## begin Material supplied

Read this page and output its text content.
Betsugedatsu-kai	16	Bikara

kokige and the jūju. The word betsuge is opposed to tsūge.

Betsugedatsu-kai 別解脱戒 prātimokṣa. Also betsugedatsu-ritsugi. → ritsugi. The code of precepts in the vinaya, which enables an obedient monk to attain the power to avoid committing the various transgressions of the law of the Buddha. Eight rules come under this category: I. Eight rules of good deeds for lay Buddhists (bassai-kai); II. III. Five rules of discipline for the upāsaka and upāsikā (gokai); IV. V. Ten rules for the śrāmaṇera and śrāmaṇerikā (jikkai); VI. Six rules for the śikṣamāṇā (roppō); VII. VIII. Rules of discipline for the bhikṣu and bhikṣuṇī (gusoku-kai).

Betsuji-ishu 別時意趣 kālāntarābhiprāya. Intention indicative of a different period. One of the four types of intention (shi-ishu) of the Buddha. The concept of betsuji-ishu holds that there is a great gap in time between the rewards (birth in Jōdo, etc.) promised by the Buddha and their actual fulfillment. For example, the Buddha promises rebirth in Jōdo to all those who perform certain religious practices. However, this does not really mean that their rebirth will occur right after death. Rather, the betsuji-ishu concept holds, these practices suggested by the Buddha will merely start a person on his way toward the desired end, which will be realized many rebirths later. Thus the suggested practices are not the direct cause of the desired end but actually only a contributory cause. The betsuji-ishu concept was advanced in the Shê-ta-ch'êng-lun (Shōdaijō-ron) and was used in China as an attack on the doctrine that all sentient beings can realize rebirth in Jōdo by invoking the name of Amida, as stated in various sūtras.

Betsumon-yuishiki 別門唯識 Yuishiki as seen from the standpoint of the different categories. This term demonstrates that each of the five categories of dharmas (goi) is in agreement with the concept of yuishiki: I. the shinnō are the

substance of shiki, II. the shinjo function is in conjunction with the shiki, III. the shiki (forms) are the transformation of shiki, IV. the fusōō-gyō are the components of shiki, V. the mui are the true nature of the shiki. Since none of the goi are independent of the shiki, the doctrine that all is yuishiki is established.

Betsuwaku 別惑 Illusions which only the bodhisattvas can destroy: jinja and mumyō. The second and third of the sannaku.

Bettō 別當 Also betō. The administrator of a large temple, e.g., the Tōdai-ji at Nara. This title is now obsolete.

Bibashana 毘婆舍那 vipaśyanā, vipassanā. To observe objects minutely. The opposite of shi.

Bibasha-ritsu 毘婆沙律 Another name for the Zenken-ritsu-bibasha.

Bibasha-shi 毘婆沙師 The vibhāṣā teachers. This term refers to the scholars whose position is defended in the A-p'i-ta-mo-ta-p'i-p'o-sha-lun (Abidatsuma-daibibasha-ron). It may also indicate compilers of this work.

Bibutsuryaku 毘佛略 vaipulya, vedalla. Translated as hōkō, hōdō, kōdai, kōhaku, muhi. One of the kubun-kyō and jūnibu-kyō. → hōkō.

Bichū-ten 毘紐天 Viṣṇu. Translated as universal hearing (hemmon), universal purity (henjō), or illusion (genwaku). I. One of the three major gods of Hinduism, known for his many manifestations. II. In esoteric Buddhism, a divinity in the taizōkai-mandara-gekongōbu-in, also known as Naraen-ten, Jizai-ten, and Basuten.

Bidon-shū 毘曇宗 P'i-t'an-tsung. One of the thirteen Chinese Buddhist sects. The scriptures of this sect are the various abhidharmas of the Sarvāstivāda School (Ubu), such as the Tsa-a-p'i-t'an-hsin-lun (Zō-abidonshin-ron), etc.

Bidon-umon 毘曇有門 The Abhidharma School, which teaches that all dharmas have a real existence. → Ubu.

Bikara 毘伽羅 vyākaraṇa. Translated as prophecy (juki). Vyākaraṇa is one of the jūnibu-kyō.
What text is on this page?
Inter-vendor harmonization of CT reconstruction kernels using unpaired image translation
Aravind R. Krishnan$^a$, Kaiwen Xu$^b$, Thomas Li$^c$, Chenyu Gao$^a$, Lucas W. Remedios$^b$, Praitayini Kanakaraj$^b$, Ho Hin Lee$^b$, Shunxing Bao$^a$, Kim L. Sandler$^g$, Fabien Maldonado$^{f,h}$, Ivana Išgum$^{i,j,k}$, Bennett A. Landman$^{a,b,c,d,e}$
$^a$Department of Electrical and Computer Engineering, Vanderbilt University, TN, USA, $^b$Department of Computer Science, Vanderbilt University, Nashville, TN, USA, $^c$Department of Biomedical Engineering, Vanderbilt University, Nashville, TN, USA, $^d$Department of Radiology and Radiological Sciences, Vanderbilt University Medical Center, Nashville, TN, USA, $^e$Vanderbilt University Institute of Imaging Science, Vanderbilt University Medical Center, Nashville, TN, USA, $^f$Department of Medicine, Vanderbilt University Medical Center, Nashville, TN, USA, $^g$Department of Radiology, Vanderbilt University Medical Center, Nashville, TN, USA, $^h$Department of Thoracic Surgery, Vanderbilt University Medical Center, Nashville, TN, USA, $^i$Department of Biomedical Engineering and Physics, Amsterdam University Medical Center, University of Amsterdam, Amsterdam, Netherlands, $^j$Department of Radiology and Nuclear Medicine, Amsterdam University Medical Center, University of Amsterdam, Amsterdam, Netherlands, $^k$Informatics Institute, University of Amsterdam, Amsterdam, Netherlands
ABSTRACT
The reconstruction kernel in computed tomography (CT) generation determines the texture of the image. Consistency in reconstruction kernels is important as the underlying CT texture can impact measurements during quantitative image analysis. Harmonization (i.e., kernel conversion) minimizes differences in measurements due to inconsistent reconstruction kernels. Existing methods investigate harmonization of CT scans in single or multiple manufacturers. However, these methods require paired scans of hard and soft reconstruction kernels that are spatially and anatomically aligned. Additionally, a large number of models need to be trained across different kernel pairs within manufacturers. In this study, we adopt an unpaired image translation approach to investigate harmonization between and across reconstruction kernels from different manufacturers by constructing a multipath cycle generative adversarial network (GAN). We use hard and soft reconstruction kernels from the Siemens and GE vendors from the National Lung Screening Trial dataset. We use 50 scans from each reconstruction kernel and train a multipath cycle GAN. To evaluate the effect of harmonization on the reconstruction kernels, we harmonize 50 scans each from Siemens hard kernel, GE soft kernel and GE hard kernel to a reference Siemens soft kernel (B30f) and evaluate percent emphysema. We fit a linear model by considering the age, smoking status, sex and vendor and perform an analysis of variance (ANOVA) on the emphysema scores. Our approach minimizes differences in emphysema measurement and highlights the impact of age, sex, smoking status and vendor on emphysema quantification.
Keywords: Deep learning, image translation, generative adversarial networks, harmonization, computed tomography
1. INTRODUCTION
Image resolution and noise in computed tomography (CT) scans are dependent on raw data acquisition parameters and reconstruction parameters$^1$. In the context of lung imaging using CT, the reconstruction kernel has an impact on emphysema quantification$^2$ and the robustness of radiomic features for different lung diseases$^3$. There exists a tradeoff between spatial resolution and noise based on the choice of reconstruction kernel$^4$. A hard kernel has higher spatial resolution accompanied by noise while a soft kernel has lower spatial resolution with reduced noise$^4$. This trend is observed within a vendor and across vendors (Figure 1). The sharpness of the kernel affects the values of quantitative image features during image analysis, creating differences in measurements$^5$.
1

## end Material supplied

**Work required**: Print every record exactly as it was given.

**Task solution**:
Read this page and output its text content.
Betsugedatsu-kai	16	Bikara

kokige and the jūju. The word betsuge is opposed to tsūge.

Betsugedatsu-kai 別解脱戒 prātimokṣa. Also betsugedatsu-ritsugi. → ritsugi. The code of precepts in the vinaya, which enables an obedient monk to attain the power to avoid committing the various transgressions of the law of the Buddha. Eight rules come under this category: I. Eight rules of good deeds for lay Buddhists (bassai-kai); II. III. Five rules of discipline for the upāsaka and upāsikā (gokai); IV. V. Ten rules for the śrāmaṇera and śrāmaṇerikā (jikkai); VI. Six rules for the śikṣamāṇā (roppō); VII. VIII. Rules of discipline for the bhikṣu and bhikṣuṇī (gusoku-kai).

Betsuji-ishu 別時意趣 kālāntarābhiprāya. Intention indicative of a different period. One of the four types of intention (shi-ishu) of the Buddha. The concept of betsuji-ishu holds that there is a great gap in time between the rewards (birth in Jōdo, etc.) promised by the Buddha and their actual fulfillment. For example, the Buddha promises rebirth in Jōdo to all those who perform certain religious practices. However, this does not really mean that their rebirth will occur right after death. Rather, the betsuji-ishu concept holds, these practices suggested by the Buddha will merely start a person on his way toward the desired end, which will be realized many rebirths later. Thus the suggested practices are not the direct cause of the desired end but actually only a contributory cause. The betsuji-ishu concept was advanced in the Shê-ta-ch'êng-lun (Shōdaijō-ron) and was used in China as an attack on the doctrine that all sentient beings can realize rebirth in Jōdo by invoking the name of Amida, as stated in various sūtras.

Betsumon-yuishiki 別門唯識 Yuishiki as seen from the standpoint of the different categories. This term demonstrates that each of the five categories of dharmas (goi) is in agreement with the concept of yuishiki: I. the shinnō are the

substance of shiki, II. the shinjo function is in conjunction with the shiki, III. the shiki (forms) are the transformation of shiki, IV. the fusōō-gyō are the components of shiki, V. the mui are the true nature of the shiki. Since none of the goi are independent of the shiki, the doctrine that all is yuishiki is established.

Betsuwaku 別惑 Illusions which only the bodhisattvas can destroy: jinja and mumyō. The second and third of the sannaku.

Bettō 別當 Also betō. The administrator of a large temple, e.g., the Tōdai-ji at Nara. This title is now obsolete.

Bibashana 毘婆舍那 vipaśyanā, vipassanā. To observe objects minutely. The opposite of shi.

Bibasha-ritsu 毘婆沙律 Another name for the Zenken-ritsu-bibasha.

Bibasha-shi 毘婆沙師 The vibhāṣā teachers. This term refers to the scholars whose position is defended in the A-p'i-ta-mo-ta-p'i-p'o-sha-lun (Abidatsuma-daibibasha-ron). It may also indicate compilers of this work.

Bibutsuryaku 毘佛略 vaipulya, vedalla. Translated as hōkō, hōdō, kōdai, kōhaku, muhi. One of the kubun-kyō and jūnibu-kyō. → hōkō.

Bichū-ten 毘紐天 Viṣṇu. Translated as universal hearing (hemmon), universal purity (henjō), or illusion (genwaku). I. One of the three major gods of Hinduism, known for his many manifestations. II. In esoteric Buddhism, a divinity in the taizōkai-mandara-gekongōbu-in, also known as Naraen-ten, Jizai-ten, and Basuten.

Bidon-shū 毘曇宗 P'i-t'an-tsung. One of the thirteen Chinese Buddhist sects. The scriptures of this sect are the various abhidharmas of the Sarvāstivāda School (Ubu), such as the Tsa-a-p'i-t'an-hsin-lun (Zō-abidonshin-ron), etc.

Bidon-umon 毘曇有門 The Abhidharma School, which teaches that all dharmas have a real existence. → Ubu.

Bikara 毘伽羅 vyākaraṇa. Translated as prophecy (juki). Vyākaraṇa is one of the jūnibu-kyō.
What text is on this page?
Inter-vendor harmonization of CT reconstruction kernels using unpaired image translation
Aravind R. Krishnan$^a$, Kaiwen Xu$^b$, Thomas Li$^c$, Chenyu Gao$^a$, Lucas W. Remedios$^b$, Praitayini Kanakaraj$^b$, Ho Hin Lee$^b$, Shunxing Bao$^a$, Kim L. Sandler$^g$, Fabien Maldonado$^{f,h}$, Ivana Išgum$^{i,j,k}$, Bennett A. Landman$^{a,b,c,d,e}$
$^a$Department of Electrical and Computer Engineering, Vanderbilt University, TN, USA, $^b$Department of Computer Science, Vanderbilt University, Nashville, TN, USA, $^c$Department of Biomedical Engineering, Vanderbilt University, Nashville, TN, USA, $^d$Department of Radiology and Radiological Sciences, Vanderbilt University Medical Center, Nashville, TN, USA, $^e$Vanderbilt University Institute of Imaging Science, Vanderbilt University Medical Center, Nashville, TN, USA, $^f$Department of Medicine, Vanderbilt University Medical Center, Nashville, TN, USA, $^g$Department of Radiology, Vanderbilt University Medical Center, Nashville, TN, USA, $^h$Department of Thoracic Surgery, Vanderbilt University Medical Center, Nashville, TN, USA, $^i$Department of Biomedical Engineering and Physics, Amsterdam University Medical Center, University of Amsterdam, Amsterdam, Netherlands, $^j$Department of Radiology and Nuclear Medicine, Amsterdam University Medical Center, University of Amsterdam, Amsterdam, Netherlands, $^k$Informatics Institute, University of Amsterdam, Amsterdam, Netherlands
ABSTRACT
The reconstruction kernel in computed tomography (CT) generation determines the texture of the image. Consistency in reconstruction kernels is important as the underlying CT texture can impact measurements during quantitative image analysis. Harmonization (i.e., kernel conversion) minimizes differences in measurements due to inconsistent reconstruction kernels. Existing methods investigate harmonization of CT scans in single or multiple manufacturers. However, these methods require paired scans of hard and soft reconstruction kernels that are spatially and anatomically aligned. Additionally, a large number of models need to be trained across different kernel pairs within manufacturers. In this study, we adopt an unpaired image translation approach to investigate harmonization between and across reconstruction kernels from different manufacturers by constructing a multipath cycle generative adversarial network (GAN). We use hard and soft reconstruction kernels from the Siemens and GE vendors from the National Lung Screening Trial dataset. We use 50 scans from each reconstruction kernel and train a multipath cycle GAN. To evaluate the effect of harmonization on the reconstruction kernels, we harmonize 50 scans each from Siemens hard kernel, GE soft kernel and GE hard kernel to a reference Siemens soft kernel (B30f) and evaluate percent emphysema. We fit a linear model by considering the age, smoking status, sex and vendor and perform an analysis of variance (ANOVA) on the emphysema scores. Our approach minimizes differences in emphysema measurement and highlights the impact of age, sex, smoking status and vendor on emphysema quantification.
Keywords: Deep learning, image translation, generative adversarial networks, harmonization, computed tomography
1. INTRODUCTION
Image resolution and noise in computed tomography (CT) scans are dependent on raw data acquisition parameters and reconstruction parameters$^1$. In the context of lung imaging using CT, the reconstruction kernel has an impact on emphysema quantification$^2$ and the robustness of radiomic features for different lung diseases$^3$. There exists a tradeoff between spatial resolution and noise based on the choice of reconstruction kernel$^4$. A hard kernel has higher spatial resolution accompanied by noise while a soft kernel has lower spatial resolution with reduced noise$^4$. This trend is observed within a vendor and across vendors (Figure 1). The sharpness of the kernel affects the values of quantitative image features during image analysis, creating differences in measurements$^5$.
1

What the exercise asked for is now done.